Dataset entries

####

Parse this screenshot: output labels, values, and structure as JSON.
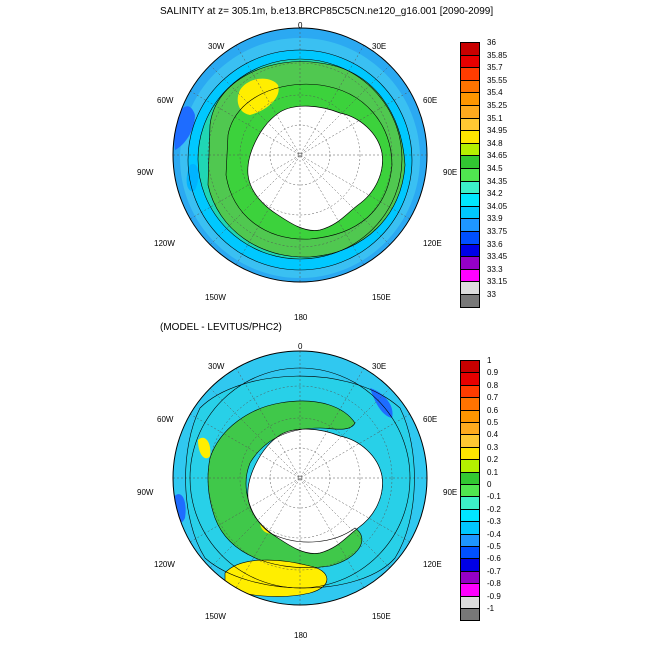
{
  "panel1": {
    "title": "SALINITY at z= 305.1m, b.e13.BRCP85C5CN.ne120_g16.001 [2090-2099]",
    "lon_labels": {
      "n0": "0",
      "e30": "30E",
      "e60": "60E",
      "e90": "90E",
      "e120": "120E",
      "e150": "150E",
      "s180": "180",
      "w150": "150W",
      "w120": "120W",
      "w90": "90W",
      "w60": "60W",
      "w30": "30W"
    },
    "colorbar": {
      "labels": [
        "36",
        "35.85",
        "35.7",
        "35.55",
        "35.4",
        "35.25",
        "35.1",
        "34.95",
        "34.8",
        "34.65",
        "34.5",
        "34.35",
        "34.2",
        "34.05",
        "33.9",
        "33.75",
        "33.6",
        "33.45",
        "33.3",
        "33.15",
        "33"
      ],
      "colors": [
        "#c80000",
        "#e60000",
        "#ff3c00",
        "#ff7300",
        "#ff9600",
        "#ffaa1e",
        "#ffc832",
        "#ffe600",
        "#b4f000",
        "#32c832",
        "#50e650",
        "#3cf0c8",
        "#00e6ff",
        "#00c8ff",
        "#1e96ff",
        "#0050ff",
        "#0000e6",
        "#9600c8",
        "#ff00ff",
        "#dcdcdc",
        "#787878"
      ]
    }
  },
  "panel2": {
    "title": "(MODEL - LEVITUS/PHC2)",
    "lon_labels": {
      "n0": "0",
      "e30": "30E",
      "e60": "60E",
      "e90": "90E",
      "e120": "120E",
      "e150": "150E",
      "s180": "180",
      "w150": "150W",
      "w120": "120W",
      "w90": "90W",
      "w60": "60W",
      "w30": "30W"
    },
    "colorbar": {
      "labels": [
        "1",
        "0.9",
        "0.8",
        "0.7",
        "0.6",
        "0.5",
        "0.4",
        "0.3",
        "0.2",
        "0.1",
        "0",
        "-0.1",
        "-0.2",
        "-0.3",
        "-0.4",
        "-0.5",
        "-0.6",
        "-0.7",
        "-0.8",
        "-0.9",
        "-1"
      ],
      "colors": [
        "#c80000",
        "#e60000",
        "#ff3c00",
        "#ff7300",
        "#ff9600",
        "#ffaa1e",
        "#ffc832",
        "#ffe600",
        "#b4f000",
        "#32c832",
        "#50e650",
        "#3cf0c8",
        "#00e6ff",
        "#00c8ff",
        "#1e96ff",
        "#0050ff",
        "#0000e6",
        "#9600c8",
        "#ff00ff",
        "#dcdcdc",
        "#787878"
      ]
    }
  }
}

####

-- THE TASK --
From the material above, copy each line that includes the word "title".

-- THE RESULT --
    "title": "SALINITY at z= 305.1m, b.e13.BRCP85C5CN.ne120_g16.001 [2090-2099]",
    "title": "(MODEL - LEVITUS/PHC2)",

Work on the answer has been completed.